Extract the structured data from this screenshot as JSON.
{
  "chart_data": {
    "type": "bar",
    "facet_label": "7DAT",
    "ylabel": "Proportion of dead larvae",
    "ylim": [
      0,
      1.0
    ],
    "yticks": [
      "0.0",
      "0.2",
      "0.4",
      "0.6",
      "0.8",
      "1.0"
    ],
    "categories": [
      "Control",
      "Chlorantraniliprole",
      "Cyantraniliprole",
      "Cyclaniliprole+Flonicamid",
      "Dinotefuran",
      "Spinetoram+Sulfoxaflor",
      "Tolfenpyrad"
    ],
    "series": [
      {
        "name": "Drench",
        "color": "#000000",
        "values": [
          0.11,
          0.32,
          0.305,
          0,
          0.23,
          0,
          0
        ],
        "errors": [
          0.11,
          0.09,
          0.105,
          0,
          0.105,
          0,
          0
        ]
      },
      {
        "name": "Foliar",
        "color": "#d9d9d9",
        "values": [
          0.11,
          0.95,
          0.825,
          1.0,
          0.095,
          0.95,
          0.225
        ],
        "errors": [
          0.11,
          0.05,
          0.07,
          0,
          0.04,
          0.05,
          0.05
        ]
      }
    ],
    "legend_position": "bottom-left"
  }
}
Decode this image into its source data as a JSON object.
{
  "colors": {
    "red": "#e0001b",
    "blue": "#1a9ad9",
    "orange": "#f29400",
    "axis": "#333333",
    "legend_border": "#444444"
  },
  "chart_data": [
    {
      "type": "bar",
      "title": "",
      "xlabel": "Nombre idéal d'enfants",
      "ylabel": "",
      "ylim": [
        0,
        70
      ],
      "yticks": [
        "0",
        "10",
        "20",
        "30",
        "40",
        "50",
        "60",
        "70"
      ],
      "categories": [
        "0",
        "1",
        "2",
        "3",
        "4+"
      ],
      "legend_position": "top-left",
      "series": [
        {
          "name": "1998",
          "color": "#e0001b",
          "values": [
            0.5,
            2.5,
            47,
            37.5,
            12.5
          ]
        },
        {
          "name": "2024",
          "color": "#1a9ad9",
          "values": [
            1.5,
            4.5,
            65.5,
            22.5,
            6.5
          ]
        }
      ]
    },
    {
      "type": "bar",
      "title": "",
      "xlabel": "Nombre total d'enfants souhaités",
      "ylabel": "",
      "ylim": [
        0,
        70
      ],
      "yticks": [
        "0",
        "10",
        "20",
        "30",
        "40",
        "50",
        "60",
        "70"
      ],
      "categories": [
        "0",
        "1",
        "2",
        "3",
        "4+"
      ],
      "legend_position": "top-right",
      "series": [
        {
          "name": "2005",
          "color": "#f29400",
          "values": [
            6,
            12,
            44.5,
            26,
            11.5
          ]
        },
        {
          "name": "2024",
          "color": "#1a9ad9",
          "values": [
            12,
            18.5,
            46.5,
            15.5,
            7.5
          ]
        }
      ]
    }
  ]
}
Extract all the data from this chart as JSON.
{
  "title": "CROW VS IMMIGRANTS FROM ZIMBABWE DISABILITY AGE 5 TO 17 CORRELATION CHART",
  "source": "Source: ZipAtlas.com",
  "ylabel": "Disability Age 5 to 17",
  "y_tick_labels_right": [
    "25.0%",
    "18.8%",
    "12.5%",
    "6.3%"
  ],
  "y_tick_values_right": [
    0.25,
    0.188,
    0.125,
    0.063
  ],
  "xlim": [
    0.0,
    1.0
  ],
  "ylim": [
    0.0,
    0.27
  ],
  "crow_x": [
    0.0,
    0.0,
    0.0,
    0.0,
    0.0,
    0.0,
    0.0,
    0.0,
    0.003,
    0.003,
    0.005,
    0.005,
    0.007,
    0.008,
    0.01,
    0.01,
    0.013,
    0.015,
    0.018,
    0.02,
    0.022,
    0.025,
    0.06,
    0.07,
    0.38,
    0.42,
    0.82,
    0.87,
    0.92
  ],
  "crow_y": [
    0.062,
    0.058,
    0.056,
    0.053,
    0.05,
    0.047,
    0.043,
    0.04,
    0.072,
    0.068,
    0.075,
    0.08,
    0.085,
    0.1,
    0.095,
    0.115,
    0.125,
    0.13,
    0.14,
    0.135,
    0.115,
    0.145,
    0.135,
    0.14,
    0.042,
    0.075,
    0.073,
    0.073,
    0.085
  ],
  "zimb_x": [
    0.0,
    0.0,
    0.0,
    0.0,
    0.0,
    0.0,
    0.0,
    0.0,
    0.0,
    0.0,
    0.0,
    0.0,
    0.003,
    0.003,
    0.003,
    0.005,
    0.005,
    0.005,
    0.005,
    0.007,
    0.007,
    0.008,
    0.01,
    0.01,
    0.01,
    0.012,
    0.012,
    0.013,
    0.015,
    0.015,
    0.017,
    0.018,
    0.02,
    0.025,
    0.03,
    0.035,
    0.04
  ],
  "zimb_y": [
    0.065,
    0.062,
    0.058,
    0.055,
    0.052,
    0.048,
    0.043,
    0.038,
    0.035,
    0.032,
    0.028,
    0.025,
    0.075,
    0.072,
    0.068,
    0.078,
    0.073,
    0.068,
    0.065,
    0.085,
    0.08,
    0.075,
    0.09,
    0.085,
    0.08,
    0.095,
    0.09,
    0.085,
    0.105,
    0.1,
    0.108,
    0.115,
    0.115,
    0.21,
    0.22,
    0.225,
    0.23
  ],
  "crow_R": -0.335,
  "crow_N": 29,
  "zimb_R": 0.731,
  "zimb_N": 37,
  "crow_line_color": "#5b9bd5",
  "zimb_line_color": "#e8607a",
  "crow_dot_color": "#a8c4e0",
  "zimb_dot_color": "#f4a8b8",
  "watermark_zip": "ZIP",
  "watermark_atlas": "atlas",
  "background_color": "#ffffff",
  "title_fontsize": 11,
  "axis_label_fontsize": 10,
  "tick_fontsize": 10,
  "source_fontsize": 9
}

◆ **PROBLEM REQUIREMENTS**:
Check each line of the listing above for the string "name", then report only how many lines have it.

◆ **SOLUTION FOR THIS TASK**:
6